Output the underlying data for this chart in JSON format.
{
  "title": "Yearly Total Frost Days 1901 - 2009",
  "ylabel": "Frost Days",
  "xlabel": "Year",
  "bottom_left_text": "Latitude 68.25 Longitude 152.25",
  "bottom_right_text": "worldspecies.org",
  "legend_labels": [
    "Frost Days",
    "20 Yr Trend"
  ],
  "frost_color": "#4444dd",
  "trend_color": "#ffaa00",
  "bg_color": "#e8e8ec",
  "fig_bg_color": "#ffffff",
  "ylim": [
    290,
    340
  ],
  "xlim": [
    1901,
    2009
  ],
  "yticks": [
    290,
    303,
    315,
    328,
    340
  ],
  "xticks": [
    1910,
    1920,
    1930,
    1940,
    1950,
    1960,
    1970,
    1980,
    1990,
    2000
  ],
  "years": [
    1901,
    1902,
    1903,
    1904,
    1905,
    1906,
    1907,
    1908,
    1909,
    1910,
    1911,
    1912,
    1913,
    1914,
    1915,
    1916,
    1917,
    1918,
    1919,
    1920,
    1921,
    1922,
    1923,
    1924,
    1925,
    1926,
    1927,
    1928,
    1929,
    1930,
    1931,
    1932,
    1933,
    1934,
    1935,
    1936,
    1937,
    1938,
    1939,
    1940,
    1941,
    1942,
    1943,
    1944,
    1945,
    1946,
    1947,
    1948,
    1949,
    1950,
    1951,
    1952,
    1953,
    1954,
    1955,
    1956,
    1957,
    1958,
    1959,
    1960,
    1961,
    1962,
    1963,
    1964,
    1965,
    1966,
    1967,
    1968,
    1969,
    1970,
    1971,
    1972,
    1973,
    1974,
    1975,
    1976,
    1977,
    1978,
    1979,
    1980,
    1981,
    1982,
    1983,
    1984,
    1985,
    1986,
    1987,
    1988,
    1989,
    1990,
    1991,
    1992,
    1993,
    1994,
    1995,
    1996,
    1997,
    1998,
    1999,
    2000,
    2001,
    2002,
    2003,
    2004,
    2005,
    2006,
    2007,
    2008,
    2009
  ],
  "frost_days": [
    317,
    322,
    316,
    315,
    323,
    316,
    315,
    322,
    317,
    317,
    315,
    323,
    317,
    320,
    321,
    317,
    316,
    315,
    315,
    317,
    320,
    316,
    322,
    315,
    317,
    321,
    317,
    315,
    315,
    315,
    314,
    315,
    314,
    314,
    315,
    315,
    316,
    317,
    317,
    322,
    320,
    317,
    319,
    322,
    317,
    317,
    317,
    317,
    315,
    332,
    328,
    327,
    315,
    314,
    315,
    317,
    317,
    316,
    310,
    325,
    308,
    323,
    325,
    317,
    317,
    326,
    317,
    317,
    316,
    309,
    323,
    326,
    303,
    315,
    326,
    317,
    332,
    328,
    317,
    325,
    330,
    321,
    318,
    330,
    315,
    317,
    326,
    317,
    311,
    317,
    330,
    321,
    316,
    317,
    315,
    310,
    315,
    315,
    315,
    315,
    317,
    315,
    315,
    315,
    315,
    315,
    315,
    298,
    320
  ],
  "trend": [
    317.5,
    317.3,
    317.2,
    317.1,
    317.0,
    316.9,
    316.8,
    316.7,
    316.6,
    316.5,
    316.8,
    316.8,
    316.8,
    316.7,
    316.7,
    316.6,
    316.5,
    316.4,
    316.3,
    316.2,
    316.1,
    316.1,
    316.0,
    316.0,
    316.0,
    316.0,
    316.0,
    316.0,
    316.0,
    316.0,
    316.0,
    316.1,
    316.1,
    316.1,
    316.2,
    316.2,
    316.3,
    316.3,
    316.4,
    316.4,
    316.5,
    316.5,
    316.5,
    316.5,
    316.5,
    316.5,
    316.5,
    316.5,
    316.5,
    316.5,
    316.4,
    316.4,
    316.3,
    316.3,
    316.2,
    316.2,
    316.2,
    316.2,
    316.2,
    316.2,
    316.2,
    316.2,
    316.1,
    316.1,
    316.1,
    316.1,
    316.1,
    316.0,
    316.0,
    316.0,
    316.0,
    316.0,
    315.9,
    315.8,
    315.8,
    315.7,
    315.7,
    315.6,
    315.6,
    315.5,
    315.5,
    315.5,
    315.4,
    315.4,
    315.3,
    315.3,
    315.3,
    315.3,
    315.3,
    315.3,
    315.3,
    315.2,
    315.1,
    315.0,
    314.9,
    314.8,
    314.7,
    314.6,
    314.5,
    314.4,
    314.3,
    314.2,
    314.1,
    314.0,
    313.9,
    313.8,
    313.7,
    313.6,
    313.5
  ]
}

* * *

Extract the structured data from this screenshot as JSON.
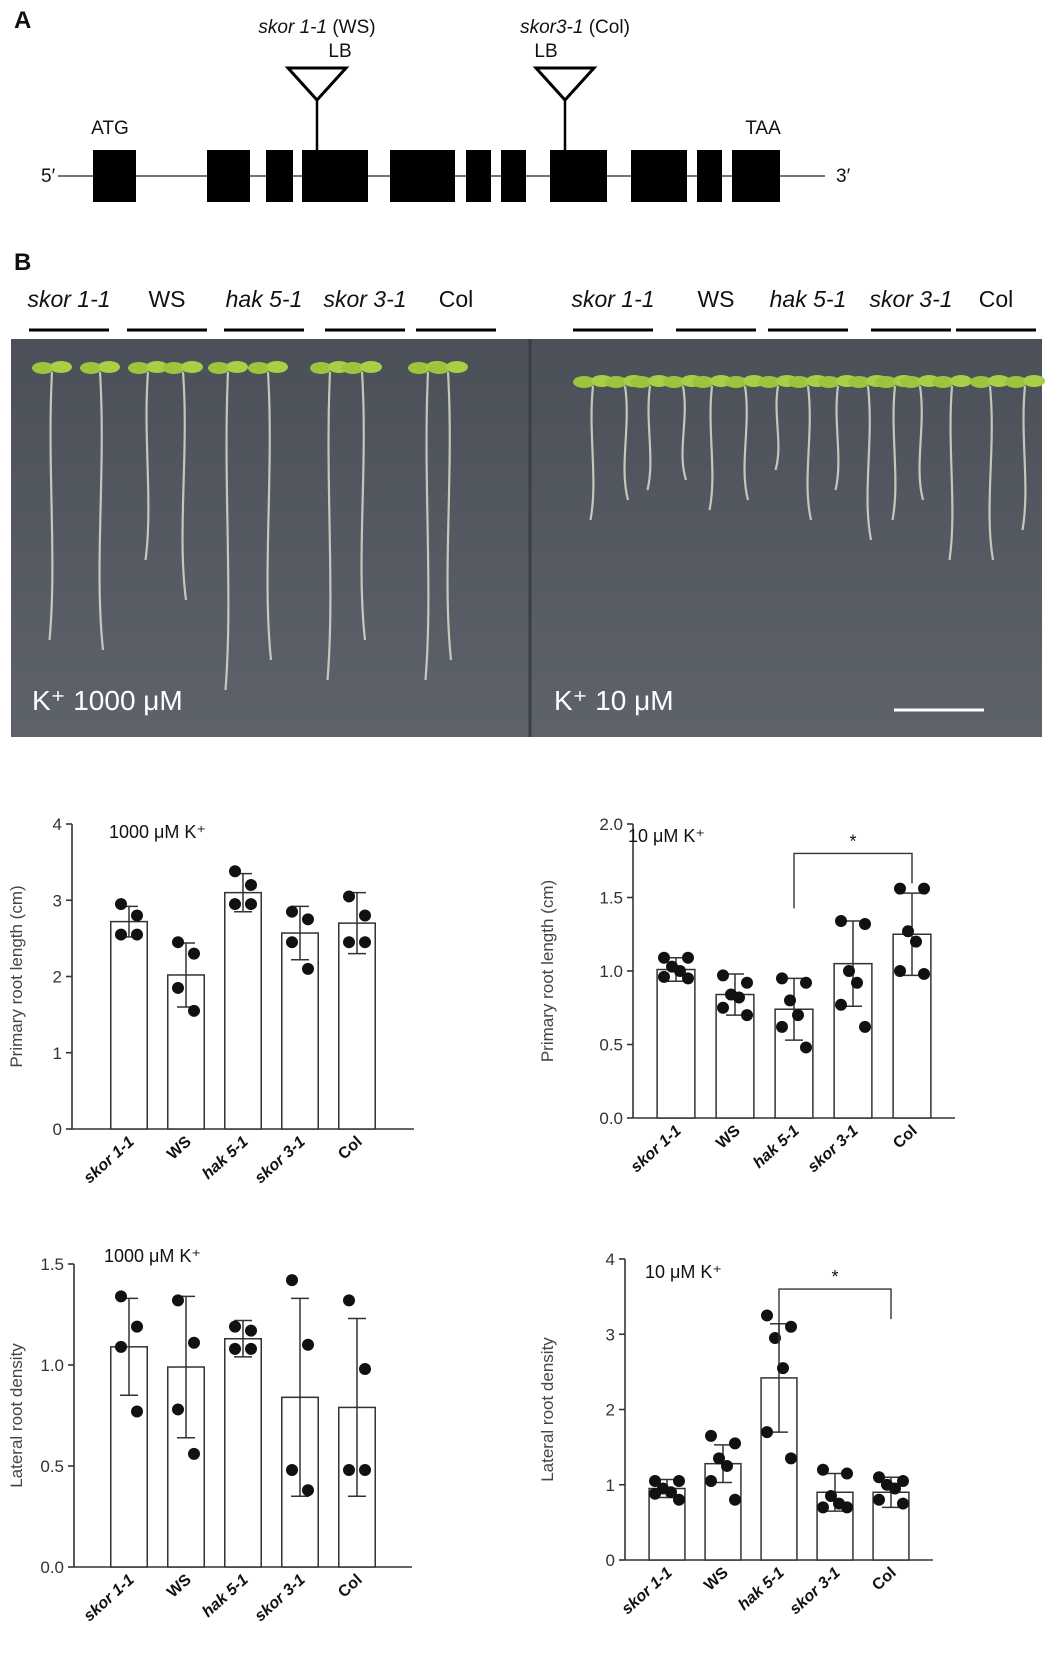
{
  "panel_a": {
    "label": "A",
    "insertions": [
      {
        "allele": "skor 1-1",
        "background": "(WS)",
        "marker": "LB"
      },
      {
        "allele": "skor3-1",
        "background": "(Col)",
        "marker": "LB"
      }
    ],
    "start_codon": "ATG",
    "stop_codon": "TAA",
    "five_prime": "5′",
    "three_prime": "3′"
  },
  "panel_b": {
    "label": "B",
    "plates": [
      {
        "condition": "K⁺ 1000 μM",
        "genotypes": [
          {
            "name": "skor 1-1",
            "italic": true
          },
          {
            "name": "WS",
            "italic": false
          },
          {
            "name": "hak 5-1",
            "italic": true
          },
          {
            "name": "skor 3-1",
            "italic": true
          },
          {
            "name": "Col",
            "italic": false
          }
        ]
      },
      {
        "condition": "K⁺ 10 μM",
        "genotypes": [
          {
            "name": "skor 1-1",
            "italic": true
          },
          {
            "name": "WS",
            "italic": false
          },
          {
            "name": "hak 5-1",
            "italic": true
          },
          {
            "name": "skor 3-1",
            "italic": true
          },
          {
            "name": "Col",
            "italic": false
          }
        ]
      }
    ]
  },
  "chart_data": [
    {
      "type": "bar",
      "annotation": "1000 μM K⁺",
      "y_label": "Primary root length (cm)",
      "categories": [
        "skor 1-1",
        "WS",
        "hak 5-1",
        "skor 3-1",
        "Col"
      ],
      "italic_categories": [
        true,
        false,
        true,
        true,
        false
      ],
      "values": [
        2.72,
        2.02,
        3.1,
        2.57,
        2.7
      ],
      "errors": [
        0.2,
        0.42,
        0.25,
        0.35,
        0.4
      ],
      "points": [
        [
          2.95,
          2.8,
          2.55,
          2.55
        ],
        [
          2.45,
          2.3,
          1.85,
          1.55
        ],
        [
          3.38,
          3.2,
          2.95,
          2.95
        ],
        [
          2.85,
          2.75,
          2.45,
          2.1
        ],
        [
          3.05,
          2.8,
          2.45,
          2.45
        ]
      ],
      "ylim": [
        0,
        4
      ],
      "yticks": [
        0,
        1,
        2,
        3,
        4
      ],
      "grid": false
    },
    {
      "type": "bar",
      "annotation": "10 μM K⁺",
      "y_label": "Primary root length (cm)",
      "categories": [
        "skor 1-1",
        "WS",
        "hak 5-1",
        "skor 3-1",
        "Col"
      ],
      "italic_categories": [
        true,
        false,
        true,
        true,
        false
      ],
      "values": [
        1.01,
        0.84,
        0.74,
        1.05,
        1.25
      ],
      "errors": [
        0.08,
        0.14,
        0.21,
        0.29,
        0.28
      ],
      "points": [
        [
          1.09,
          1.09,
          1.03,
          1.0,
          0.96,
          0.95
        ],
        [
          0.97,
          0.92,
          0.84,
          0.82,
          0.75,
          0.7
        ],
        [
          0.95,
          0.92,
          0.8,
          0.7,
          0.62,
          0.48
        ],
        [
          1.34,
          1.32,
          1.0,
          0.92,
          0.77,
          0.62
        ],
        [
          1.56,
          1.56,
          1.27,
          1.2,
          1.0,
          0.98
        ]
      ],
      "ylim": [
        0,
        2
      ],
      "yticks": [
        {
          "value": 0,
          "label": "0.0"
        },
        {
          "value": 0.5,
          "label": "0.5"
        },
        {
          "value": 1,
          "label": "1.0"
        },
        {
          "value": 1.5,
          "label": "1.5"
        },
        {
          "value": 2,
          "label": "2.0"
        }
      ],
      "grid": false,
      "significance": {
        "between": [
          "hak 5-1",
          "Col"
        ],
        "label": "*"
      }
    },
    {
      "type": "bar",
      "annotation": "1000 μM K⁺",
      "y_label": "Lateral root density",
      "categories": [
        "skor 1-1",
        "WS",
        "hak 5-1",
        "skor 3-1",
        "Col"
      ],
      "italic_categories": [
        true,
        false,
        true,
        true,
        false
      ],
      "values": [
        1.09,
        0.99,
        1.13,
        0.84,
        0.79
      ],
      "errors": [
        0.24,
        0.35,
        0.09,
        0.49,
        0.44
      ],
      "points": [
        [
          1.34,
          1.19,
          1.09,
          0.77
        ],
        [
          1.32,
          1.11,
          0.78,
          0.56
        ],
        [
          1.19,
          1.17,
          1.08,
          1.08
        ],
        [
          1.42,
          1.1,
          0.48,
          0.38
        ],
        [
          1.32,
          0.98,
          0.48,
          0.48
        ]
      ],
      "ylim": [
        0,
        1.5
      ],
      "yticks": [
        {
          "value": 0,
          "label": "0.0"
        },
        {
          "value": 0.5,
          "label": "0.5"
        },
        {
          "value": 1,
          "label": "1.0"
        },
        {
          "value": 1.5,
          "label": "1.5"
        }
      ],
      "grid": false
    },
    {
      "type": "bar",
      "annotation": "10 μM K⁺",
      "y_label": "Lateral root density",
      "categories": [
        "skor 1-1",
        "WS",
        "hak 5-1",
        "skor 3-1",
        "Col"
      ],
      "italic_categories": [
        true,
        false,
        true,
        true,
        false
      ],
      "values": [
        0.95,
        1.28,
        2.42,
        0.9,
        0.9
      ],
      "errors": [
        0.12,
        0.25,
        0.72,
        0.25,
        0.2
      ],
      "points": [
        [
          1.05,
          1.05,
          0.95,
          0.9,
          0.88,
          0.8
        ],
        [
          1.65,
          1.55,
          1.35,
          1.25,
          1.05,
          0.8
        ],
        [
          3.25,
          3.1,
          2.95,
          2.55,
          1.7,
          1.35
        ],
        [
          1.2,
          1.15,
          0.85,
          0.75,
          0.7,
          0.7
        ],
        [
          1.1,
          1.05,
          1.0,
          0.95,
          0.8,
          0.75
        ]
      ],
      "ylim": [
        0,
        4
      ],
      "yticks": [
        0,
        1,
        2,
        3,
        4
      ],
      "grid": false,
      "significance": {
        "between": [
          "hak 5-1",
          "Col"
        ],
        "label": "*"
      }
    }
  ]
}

Short exercise. Check each line of these records for the string "JSON" and state only how many lines have it.

Written response. 2